(Excerpts from an interface dataset)
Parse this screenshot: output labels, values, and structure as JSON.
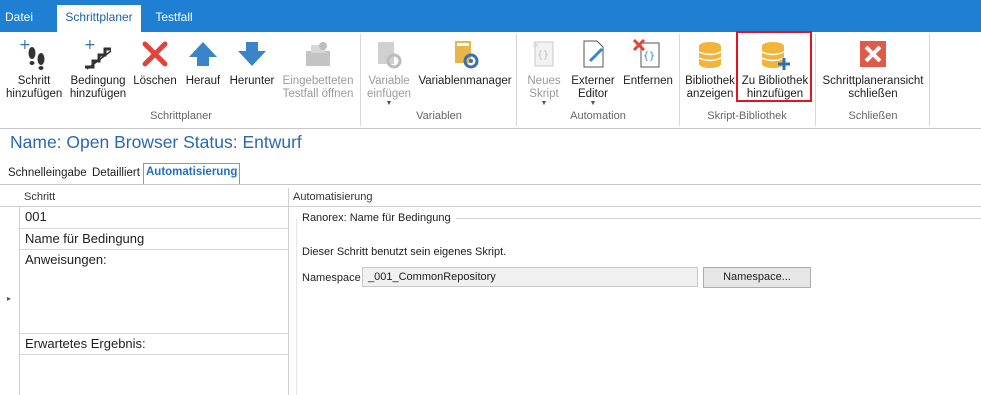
{
  "tabs": [
    {
      "label": "Datei"
    },
    {
      "label": "Schrittplaner"
    },
    {
      "label": "Testfall"
    }
  ],
  "ribbon": {
    "add_step": "Schritt hinzufügen",
    "add_condition": "Bedingung hinzufügen",
    "delete": "Löschen",
    "up": "Herauf",
    "down": "Herunter",
    "embedded_testcase": "Eingebetteten Testfall öffnen",
    "add_variable": "Variable einfügen",
    "variable_manager": "Variablenmanager",
    "new_script": "Neues Skript",
    "external_editor": "Externer Editor",
    "remove": "Entfernen",
    "show_library": "Bibliothek anzeigen",
    "add_to_library": "Zu Bibliothek hinzufügen",
    "close_planner": "Schrittplaneransicht schließen",
    "groups": {
      "schrittplaner": "Schrittplaner",
      "variablen": "Variablen",
      "automation": "Automation",
      "skript_bibliothek": "Skript-Bibliothek",
      "schliessen": "Schließen"
    }
  },
  "header": {
    "title": "Name: Open Browser  Status: Entwurf"
  },
  "view_tabs": [
    "Schnelleingabe",
    "Detailliert",
    "Automatisierung"
  ],
  "grid": {
    "column_header": "Schritt",
    "rows": [
      "001",
      "Name für Bedingung",
      "Anweisungen:",
      "Erwartetes Ergebnis:"
    ]
  },
  "automation": {
    "column_header": "Automatisierung",
    "group_title": "Ranorex: Name für Bedingung",
    "info_text": "Dieser Schritt benutzt sein eigenes Skript.",
    "namespace_label": "Namespace",
    "namespace_value": "_001_CommonRepository",
    "namespace_button": "Namespace..."
  },
  "colors": {
    "tabbar": "#1f7fd2",
    "accent_blue": "#3a84c9",
    "delete_red": "#e0443a",
    "library_gold": "#f0b53a",
    "highlight_red": "#e3131f"
  }
}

_Directions_
The copy must match each record exactly, apart from the images, which stay out.

_Task answer_
Parse this screenshot: output labels, values, and structure as JSON.
{
  "tabs": [
    {
      "label": "Datei"
    },
    {
      "label": "Schrittplaner"
    },
    {
      "label": "Testfall"
    }
  ],
  "ribbon": {
    "add_step": "Schritt hinzufügen",
    "add_condition": "Bedingung hinzufügen",
    "delete": "Löschen",
    "up": "Herauf",
    "down": "Herunter",
    "embedded_testcase": "Eingebetteten Testfall öffnen",
    "add_variable": "Variable einfügen",
    "variable_manager": "Variablenmanager",
    "new_script": "Neues Skript",
    "external_editor": "Externer Editor",
    "remove": "Entfernen",
    "show_library": "Bibliothek anzeigen",
    "add_to_library": "Zu Bibliothek hinzufügen",
    "close_planner": "Schrittplaneransicht schließen",
    "groups": {
      "schrittplaner": "Schrittplaner",
      "variablen": "Variablen",
      "automation": "Automation",
      "skript_bibliothek": "Skript-Bibliothek",
      "schliessen": "Schließen"
    }
  },
  "header": {
    "title": "Name: Open Browser  Status: Entwurf"
  },
  "view_tabs": [
    "Schnelleingabe",
    "Detailliert",
    "Automatisierung"
  ],
  "grid": {
    "column_header": "Schritt",
    "rows": [
      "001",
      "Name für Bedingung",
      "Anweisungen:",
      "Erwartetes Ergebnis:"
    ]
  },
  "automation": {
    "column_header": "Automatisierung",
    "group_title": "Ranorex: Name für Bedingung",
    "info_text": "Dieser Schritt benutzt sein eigenes Skript.",
    "namespace_label": "Namespace",
    "namespace_value": "_001_CommonRepository",
    "namespace_button": "Namespace..."
  },
  "colors": {
    "tabbar": "#1f7fd2",
    "accent_blue": "#3a84c9",
    "delete_red": "#e0443a",
    "library_gold": "#f0b53a",
    "highlight_red": "#e3131f"
  }
}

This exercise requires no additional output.